• **Parts of the exercise**
1. Translate this sentence from the passage on worker data into Spanish: "Employers may refer to “objective” data to justify arbitrary decisions."
2. According to the passage on worker data, what is purpose limitation?
3. Reproduce from the passage on worker data the part that opens with the words containing "The findings of" and closes with "draw further conclusions.".

Employers can customize the systems offered by Celonis and its partners, use only parts of them or use them in less intrusive ways. The last section of the case study summarizes the identified data practices and discusses potential implications for workers. While granular performance monitoring at the individual level is clearly problematic, extracting aggregate knowledge from personal data increases the power imbalance at work and can also have significant effects. Utilizing the data to standardize and unilaterally reorganize workflows can accelerate and intensify work, reduce discretion, make workers easier to replace, facilitate outsourcing, undermine bargaining power and affect wages. Employers may refer to “objective” data to justify arbitrary decisions. Automated task assignment and algorithmic management practices can also have a variety of side effects. The rapid expansion of data flows and functionality potentially undermines purpose limitation, a cornerstone of European data protection law.

The findings of this case study will be incorporated in the main report of the ongoing project “Surveillance and Digital Control at Work” (2023-2024), led by Cracked Labs, which aims to explore how companies use personal data on workers in Europe. The main report will draw further conclusions.

• **Extracted material**
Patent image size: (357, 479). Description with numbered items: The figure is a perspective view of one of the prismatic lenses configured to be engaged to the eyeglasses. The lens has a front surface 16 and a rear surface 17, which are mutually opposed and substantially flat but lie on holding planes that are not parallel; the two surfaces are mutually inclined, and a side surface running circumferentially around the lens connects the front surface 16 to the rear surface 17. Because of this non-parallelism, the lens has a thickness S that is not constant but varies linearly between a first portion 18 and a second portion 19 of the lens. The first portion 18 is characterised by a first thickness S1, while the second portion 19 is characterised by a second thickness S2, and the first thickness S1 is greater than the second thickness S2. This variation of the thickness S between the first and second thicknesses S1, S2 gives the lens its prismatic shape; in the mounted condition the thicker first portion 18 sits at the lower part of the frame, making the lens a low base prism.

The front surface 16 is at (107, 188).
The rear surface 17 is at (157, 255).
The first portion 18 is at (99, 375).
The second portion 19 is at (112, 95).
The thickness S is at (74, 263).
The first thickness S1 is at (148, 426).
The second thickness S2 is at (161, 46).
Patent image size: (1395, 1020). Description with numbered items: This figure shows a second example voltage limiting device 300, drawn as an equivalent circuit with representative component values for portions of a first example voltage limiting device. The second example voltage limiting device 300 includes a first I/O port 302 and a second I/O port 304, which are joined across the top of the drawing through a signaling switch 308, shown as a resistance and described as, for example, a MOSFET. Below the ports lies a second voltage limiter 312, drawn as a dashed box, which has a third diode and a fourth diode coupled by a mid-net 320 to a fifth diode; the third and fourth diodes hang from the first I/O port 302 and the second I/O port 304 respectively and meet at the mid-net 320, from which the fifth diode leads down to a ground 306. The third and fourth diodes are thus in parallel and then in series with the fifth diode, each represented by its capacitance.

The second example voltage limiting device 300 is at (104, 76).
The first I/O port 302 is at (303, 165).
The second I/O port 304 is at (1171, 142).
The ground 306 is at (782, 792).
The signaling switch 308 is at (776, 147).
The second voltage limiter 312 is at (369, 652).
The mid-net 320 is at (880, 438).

• **Outputs by task**
1. Los empleadores pueden recurrir a datos «objetivos» para justificar decisiones arbitrarias.

2. A cornerstone of European data protection law.

3.
The findings of this case study will be incorporated in the main report of the ongoing project “Surveillance and Digital Control at Work” (2023-2024), led by Cracked Labs, which aims to explore how companies use personal data on workers in Europe. The main report will draw further conclusions.